Copy, in full, each line of the material that holds the word "报告编号".

════════════════════

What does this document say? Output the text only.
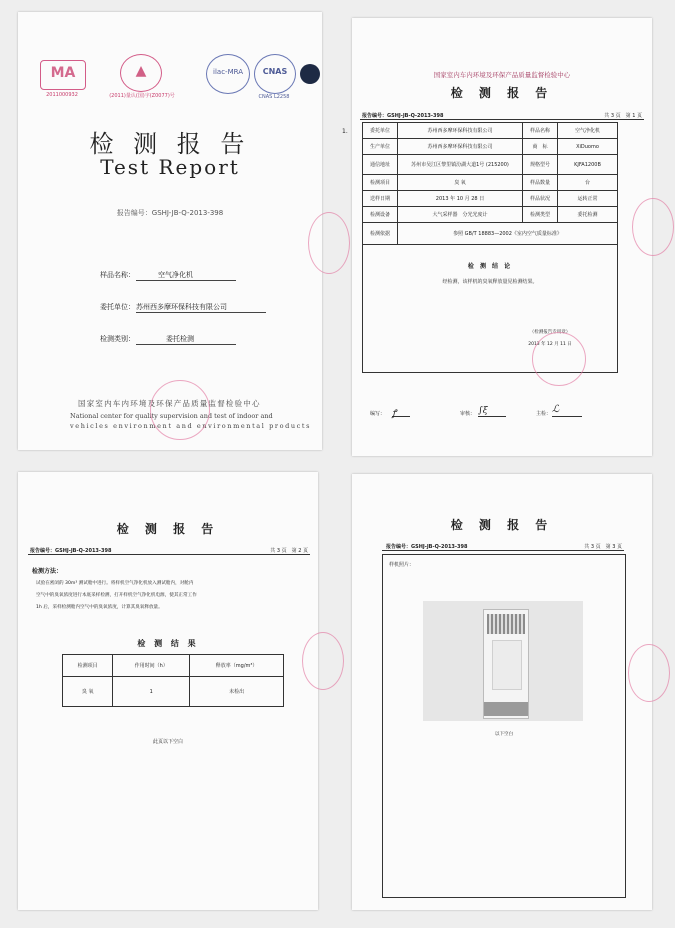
MA
2011000932
▲
(2011)量认(国)字(Z0077)号
ilac-MRA	CNAS
CNAS L2258
检 测 报 告
Test Report
报告编号：GSHJ-JB-Q-2013-398
样品名称：	空气净化机
委托单位： 苏州西多摩环保科技有限公司
检测类别：	委托检测
国家室内车内环境及环保产品质量监督检验中心
National center for quality supervision and test of indoor and
vehicles environment and environmental products
国家室内车内环境及环保产品质量监督检验中心
检 测 报 告
报告编号：GSHJ-JB-Q-2013-398	共 3 页　第 1 页
1.	委托单位	苏州西多摩环保科技有限公司	样品名称	空气净化机
生产单位	苏州西多摩环保科技有限公司	商　标	XiDuomo
通信地址	苏州市吴江区黎里镇汾湖大道1号 (215200)	规格型号	KJFA1200B
检测项目	臭 氧	样品数量	台
送样日期	2013 年 10 月 28 日	样品状况	运转正常
检测设备	大气采样器　分光光度计	检测类型	委托检测
检测依据	参照 GB/T 18883—2002《室内空气质量标准》		

检 测 结 论
经检测，该样机的臭氧释放量见检测结果。
（检测报告专用章）
2013 年 12 月 11 日			
编写： ꝭ	审核： ∫ξ	主检： ℒ
检 测 报 告
报告编号：GSHJ-JB-Q-2013-398	共 3 页　第 2 页
检测方法：
试验在密闭的 30m³ 测试舱中进行。将样机空气净化机放入测试舱内，对舱内
空气中的臭氧浓度进行本底采样检测，打开样机空气净化机电源，使其正常工作
1h 后，采样检测舱内空气中的臭氧浓度，计算其臭氧释放量。
检 测 结 果
检测项目	作用时间（h）	释放率（mg/m³）
臭 氧	1	未检出
此页以下空白
检 测 报 告
报告编号：GSHJ-JB-Q-2013-398	共 3 页　第 3 页
样机照片：
以下空白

════════════════════

> **Task output**:
报告编号：GSHJ-JB-Q-2013-398
报告编号：GSHJ-JB-Q-2013-398	共 3 页　第 1 页
报告编号：GSHJ-JB-Q-2013-398	共 3 页　第 2 页
报告编号：GSHJ-JB-Q-2013-398	共 3 页　第 3 页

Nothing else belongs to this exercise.